**Task requirements**: Exclude all pictures, then copy each of the records exactly as written.

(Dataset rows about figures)
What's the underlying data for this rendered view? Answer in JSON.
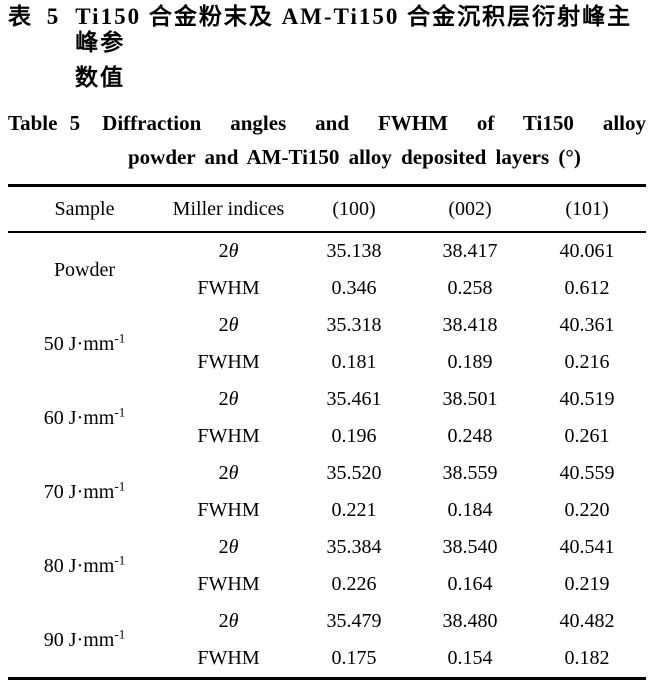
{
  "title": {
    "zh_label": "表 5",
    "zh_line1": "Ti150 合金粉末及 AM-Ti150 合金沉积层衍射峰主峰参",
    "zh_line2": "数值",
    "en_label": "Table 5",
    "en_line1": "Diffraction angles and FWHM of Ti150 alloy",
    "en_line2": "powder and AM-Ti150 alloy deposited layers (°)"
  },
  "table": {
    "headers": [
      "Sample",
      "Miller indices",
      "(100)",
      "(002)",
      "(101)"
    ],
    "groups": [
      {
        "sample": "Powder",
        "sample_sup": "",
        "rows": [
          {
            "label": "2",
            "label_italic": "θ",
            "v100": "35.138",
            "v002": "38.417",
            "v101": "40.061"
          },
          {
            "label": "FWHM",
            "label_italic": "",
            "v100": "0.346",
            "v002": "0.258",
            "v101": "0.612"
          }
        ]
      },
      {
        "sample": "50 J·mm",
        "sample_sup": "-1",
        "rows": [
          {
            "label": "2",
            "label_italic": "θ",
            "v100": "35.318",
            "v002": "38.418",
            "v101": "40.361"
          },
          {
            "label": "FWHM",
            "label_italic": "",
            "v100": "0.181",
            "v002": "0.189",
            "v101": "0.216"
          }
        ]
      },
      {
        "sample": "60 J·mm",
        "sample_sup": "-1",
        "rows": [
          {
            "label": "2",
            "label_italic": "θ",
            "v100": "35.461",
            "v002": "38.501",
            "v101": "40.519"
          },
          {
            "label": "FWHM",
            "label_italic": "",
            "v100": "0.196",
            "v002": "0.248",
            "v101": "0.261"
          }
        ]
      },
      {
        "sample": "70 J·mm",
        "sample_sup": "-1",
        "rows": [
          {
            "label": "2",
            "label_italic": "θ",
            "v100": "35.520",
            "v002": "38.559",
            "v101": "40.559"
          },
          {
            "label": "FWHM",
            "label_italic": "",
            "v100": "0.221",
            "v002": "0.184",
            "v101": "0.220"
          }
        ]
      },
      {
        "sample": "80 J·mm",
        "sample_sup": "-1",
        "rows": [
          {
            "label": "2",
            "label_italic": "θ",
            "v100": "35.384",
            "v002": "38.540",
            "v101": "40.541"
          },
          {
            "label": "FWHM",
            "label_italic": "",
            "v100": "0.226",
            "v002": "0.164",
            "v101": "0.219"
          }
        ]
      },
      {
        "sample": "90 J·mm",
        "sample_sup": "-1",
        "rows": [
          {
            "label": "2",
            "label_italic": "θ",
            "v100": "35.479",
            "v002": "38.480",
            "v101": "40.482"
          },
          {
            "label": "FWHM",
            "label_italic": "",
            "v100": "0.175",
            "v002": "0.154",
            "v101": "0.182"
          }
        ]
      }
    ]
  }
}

**Correct output**:
What's the underlying data for this rendered view? Answer in JSON.
{
  "title": {
    "zh_label": "表 5",
    "zh_line1": "Ti150 合金粉末及 AM-Ti150 合金沉积层衍射峰主峰参",
    "zh_line2": "数值",
    "en_label": "Table 5",
    "en_line1": "Diffraction angles and FWHM of Ti150 alloy",
    "en_line2": "powder and AM-Ti150 alloy deposited layers (°)"
  },
  "table": {
    "headers": [
      "Sample",
      "Miller indices",
      "(100)",
      "(002)",
      "(101)"
    ],
    "groups": [
      {
        "sample": "Powder",
        "sample_sup": "",
        "rows": [
          {
            "label": "2",
            "label_italic": "θ",
            "v100": "35.138",
            "v002": "38.417",
            "v101": "40.061"
          },
          {
            "label": "FWHM",
            "label_italic": "",
            "v100": "0.346",
            "v002": "0.258",
            "v101": "0.612"
          }
        ]
      },
      {
        "sample": "50 J·mm",
        "sample_sup": "-1",
        "rows": [
          {
            "label": "2",
            "label_italic": "θ",
            "v100": "35.318",
            "v002": "38.418",
            "v101": "40.361"
          },
          {
            "label": "FWHM",
            "label_italic": "",
            "v100": "0.181",
            "v002": "0.189",
            "v101": "0.216"
          }
        ]
      },
      {
        "sample": "60 J·mm",
        "sample_sup": "-1",
        "rows": [
          {
            "label": "2",
            "label_italic": "θ",
            "v100": "35.461",
            "v002": "38.501",
            "v101": "40.519"
          },
          {
            "label": "FWHM",
            "label_italic": "",
            "v100": "0.196",
            "v002": "0.248",
            "v101": "0.261"
          }
        ]
      },
      {
        "sample": "70 J·mm",
        "sample_sup": "-1",
        "rows": [
          {
            "label": "2",
            "label_italic": "θ",
            "v100": "35.520",
            "v002": "38.559",
            "v101": "40.559"
          },
          {
            "label": "FWHM",
            "label_italic": "",
            "v100": "0.221",
            "v002": "0.184",
            "v101": "0.220"
          }
        ]
      },
      {
        "sample": "80 J·mm",
        "sample_sup": "-1",
        "rows": [
          {
            "label": "2",
            "label_italic": "θ",
            "v100": "35.384",
            "v002": "38.540",
            "v101": "40.541"
          },
          {
            "label": "FWHM",
            "label_italic": "",
            "v100": "0.226",
            "v002": "0.164",
            "v101": "0.219"
          }
        ]
      },
      {
        "sample": "90 J·mm",
        "sample_sup": "-1",
        "rows": [
          {
            "label": "2",
            "label_italic": "θ",
            "v100": "35.479",
            "v002": "38.480",
            "v101": "40.482"
          },
          {
            "label": "FWHM",
            "label_italic": "",
            "v100": "0.175",
            "v002": "0.154",
            "v101": "0.182"
          }
        ]
      }
    ]
  }
}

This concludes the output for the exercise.